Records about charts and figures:
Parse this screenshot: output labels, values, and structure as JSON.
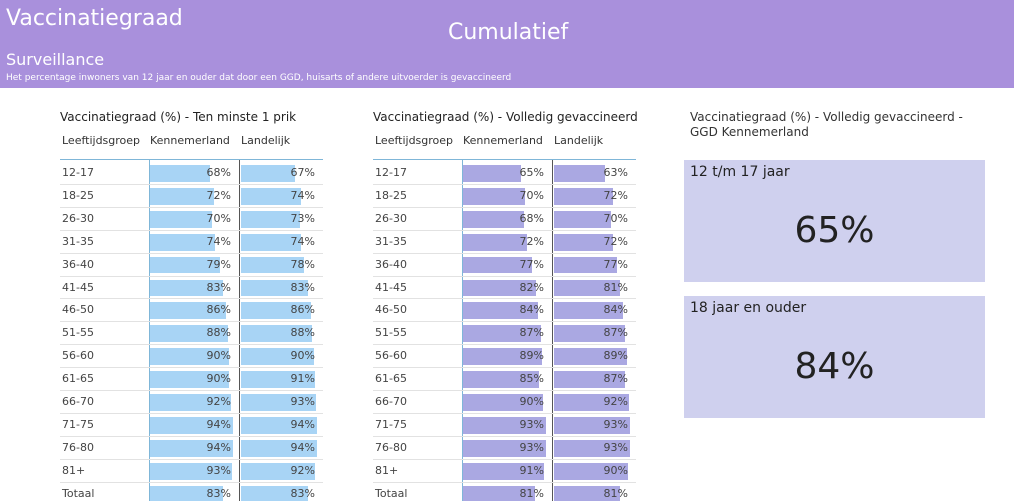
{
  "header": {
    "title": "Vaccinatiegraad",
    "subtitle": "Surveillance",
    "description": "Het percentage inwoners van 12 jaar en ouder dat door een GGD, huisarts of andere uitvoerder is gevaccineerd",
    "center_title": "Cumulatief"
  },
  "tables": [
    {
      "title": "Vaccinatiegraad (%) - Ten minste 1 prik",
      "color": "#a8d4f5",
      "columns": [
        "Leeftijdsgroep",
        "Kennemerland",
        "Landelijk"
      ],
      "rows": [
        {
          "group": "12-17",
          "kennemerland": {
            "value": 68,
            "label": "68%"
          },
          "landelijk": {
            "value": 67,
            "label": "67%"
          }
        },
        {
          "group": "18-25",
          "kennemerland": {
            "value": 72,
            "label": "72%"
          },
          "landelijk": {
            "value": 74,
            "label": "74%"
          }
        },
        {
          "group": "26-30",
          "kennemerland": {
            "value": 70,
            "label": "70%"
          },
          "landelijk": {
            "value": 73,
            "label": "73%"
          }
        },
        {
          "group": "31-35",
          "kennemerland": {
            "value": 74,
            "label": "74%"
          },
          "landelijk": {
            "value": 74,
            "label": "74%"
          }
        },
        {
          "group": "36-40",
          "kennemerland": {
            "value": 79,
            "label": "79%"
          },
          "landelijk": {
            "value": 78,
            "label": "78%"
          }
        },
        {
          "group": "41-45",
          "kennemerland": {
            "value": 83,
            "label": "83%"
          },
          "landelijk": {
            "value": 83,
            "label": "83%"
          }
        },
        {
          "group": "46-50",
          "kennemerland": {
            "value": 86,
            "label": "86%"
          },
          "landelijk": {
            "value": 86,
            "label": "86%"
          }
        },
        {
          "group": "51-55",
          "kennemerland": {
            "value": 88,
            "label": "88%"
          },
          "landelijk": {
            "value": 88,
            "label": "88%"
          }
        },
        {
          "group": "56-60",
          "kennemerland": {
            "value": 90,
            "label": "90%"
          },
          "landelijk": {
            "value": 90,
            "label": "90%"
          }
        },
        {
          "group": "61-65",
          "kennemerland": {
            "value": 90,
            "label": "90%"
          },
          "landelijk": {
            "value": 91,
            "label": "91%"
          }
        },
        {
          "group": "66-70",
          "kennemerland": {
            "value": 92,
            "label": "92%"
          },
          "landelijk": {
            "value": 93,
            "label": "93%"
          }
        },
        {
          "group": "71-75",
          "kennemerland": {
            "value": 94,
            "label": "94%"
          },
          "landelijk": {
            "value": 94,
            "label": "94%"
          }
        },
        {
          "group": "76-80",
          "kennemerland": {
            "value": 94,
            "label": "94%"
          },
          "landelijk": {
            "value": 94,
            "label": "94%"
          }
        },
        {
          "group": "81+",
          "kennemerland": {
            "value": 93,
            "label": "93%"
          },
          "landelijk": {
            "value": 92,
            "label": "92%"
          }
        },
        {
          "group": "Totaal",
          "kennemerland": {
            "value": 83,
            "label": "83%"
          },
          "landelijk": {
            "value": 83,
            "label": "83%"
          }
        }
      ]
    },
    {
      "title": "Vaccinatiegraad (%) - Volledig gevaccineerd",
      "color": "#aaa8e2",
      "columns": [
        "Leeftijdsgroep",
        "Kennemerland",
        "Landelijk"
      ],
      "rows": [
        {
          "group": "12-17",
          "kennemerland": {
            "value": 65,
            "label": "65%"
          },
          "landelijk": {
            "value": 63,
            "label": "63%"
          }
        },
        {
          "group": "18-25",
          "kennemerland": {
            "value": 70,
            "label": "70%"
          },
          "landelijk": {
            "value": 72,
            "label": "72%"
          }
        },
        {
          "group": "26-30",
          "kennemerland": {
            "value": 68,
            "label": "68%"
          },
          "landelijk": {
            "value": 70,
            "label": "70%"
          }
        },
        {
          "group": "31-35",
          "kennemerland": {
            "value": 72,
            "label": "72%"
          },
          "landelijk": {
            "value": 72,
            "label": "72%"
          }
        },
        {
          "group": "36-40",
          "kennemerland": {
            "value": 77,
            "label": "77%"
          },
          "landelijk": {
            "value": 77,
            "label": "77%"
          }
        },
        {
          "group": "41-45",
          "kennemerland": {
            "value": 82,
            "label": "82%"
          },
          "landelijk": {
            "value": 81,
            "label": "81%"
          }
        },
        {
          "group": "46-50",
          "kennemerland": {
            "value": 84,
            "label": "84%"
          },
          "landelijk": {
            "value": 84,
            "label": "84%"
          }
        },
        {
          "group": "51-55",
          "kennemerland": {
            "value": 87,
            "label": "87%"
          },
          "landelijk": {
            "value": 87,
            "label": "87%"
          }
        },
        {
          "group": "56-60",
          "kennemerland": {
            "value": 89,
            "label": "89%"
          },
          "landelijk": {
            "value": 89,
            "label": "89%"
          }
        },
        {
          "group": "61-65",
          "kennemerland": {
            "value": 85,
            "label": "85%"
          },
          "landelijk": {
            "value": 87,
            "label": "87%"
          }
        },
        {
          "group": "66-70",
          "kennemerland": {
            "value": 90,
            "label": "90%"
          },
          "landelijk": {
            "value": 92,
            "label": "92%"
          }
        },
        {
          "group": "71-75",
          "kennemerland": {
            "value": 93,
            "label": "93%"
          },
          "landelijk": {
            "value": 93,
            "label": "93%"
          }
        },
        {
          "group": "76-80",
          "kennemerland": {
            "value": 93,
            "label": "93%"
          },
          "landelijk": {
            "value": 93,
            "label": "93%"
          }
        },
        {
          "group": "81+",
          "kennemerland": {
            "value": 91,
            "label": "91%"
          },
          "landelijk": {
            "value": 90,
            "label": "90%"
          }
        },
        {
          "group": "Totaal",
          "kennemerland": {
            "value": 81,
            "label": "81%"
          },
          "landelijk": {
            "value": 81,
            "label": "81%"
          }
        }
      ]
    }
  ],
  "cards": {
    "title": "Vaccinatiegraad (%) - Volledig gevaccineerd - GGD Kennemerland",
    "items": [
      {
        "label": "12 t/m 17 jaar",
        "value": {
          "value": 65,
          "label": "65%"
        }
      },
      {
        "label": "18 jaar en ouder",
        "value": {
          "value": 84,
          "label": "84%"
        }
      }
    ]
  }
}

Required task: Identify and extract each line of the listing that contains "gevaccineerd".

Solution to this problem:
    "description": "Het percentage inwoners van 12 jaar en ouder dat door een GGD, huisarts of andere uitvoerder is gevaccineerd",
      "title": "Vaccinatiegraad (%) - Volledig gevaccineerd",
    "title": "Vaccinatiegraad (%) - Volledig gevaccineerd - GGD Kennemerland",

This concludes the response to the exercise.